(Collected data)
▼▼▼

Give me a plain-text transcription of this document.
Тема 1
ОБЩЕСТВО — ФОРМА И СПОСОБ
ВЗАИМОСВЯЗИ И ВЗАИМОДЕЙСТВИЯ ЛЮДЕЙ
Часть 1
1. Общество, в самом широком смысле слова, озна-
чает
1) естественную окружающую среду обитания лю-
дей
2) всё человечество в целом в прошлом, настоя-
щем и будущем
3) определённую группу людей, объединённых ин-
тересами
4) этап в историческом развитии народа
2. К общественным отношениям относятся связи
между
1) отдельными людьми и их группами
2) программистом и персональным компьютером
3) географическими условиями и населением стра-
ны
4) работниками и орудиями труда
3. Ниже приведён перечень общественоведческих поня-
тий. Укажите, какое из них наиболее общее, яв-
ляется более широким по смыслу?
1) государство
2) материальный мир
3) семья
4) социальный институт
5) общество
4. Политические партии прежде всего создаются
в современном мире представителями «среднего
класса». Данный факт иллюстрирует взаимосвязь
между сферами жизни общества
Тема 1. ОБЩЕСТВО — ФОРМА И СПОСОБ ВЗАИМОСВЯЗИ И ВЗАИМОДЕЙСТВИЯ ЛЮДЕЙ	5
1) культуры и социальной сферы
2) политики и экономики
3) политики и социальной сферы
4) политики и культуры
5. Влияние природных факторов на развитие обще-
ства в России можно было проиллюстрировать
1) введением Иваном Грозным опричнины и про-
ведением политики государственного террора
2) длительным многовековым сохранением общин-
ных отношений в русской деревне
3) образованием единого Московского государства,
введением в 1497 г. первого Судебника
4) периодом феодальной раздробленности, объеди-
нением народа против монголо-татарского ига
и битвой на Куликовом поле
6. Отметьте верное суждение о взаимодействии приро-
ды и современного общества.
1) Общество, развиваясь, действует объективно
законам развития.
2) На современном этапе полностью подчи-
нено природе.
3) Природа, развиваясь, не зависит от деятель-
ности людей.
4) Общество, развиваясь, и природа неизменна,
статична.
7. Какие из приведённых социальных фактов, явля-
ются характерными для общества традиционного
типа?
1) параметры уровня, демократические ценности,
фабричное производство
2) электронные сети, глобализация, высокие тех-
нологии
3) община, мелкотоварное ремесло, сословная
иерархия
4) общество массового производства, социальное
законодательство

▲▲▲

◆ Objective ◆
Return all of the data precisely as it appears.

◆ Response ◆
Give me a plain-text transcription of this document.
Тема 1
ОБЩЕСТВО — ФОРМА И СПОСОБ
ВЗАИМОСВЯЗИ И ВЗАИМОДЕЙСТВИЯ ЛЮДЕЙ
Часть 1
1. Общество, в самом широком смысле слова, озна-
чает
1) естественную окружающую среду обитания лю-
дей
2) всё человечество в целом в прошлом, настоя-
щем и будущем
3) определённую группу людей, объединённых ин-
тересами
4) этап в историческом развитии народа
2. К общественным отношениям относятся связи
между
1) отдельными людьми и их группами
2) программистом и персональным компьютером
3) географическими условиями и населением стра-
ны
4) работниками и орудиями труда
3. Ниже приведён перечень общественоведческих поня-
тий. Укажите, какое из них наиболее общее, яв-
ляется более широким по смыслу?
1) государство
2) материальный мир
3) семья
4) социальный институт
5) общество
4. Политические партии прежде всего создаются
в современном мире представителями «среднего
класса». Данный факт иллюстрирует взаимосвязь
между сферами жизни общества
Тема 1. ОБЩЕСТВО — ФОРМА И СПОСОБ ВЗАИМОСВЯЗИ И ВЗАИМОДЕЙСТВИЯ ЛЮДЕЙ	5
1) культуры и социальной сферы
2) политики и экономики
3) политики и социальной сферы
4) политики и культуры
5. Влияние природных факторов на развитие обще-
ства в России можно было проиллюстрировать
1) введением Иваном Грозным опричнины и про-
ведением политики государственного террора
2) длительным многовековым сохранением общин-
ных отношений в русской деревне
3) образованием единого Московского государства,
введением в 1497 г. первого Судебника
4) периодом феодальной раздробленности, объеди-
нением народа против монголо-татарского ига
и битвой на Куликовом поле
6. Отметьте верное суждение о взаимодействии приро-
ды и современного общества.
1) Общество, развиваясь, действует объективно
законам развития.
2) На современном этапе полностью подчи-
нено природе.
3) Природа, развиваясь, не зависит от деятель-
ности людей.
4) Общество, развиваясь, и природа неизменна,
статична.
7. Какие из приведённых социальных фактов, явля-
ются характерными для общества традиционного
типа?
1) параметры уровня, демократические ценности,
фабричное производство
2) электронные сети, глобализация, высокие тех-
нологии
3) община, мелкотоварное ремесло, сословная
иерархия
4) общество массового производства, социальное
законодательство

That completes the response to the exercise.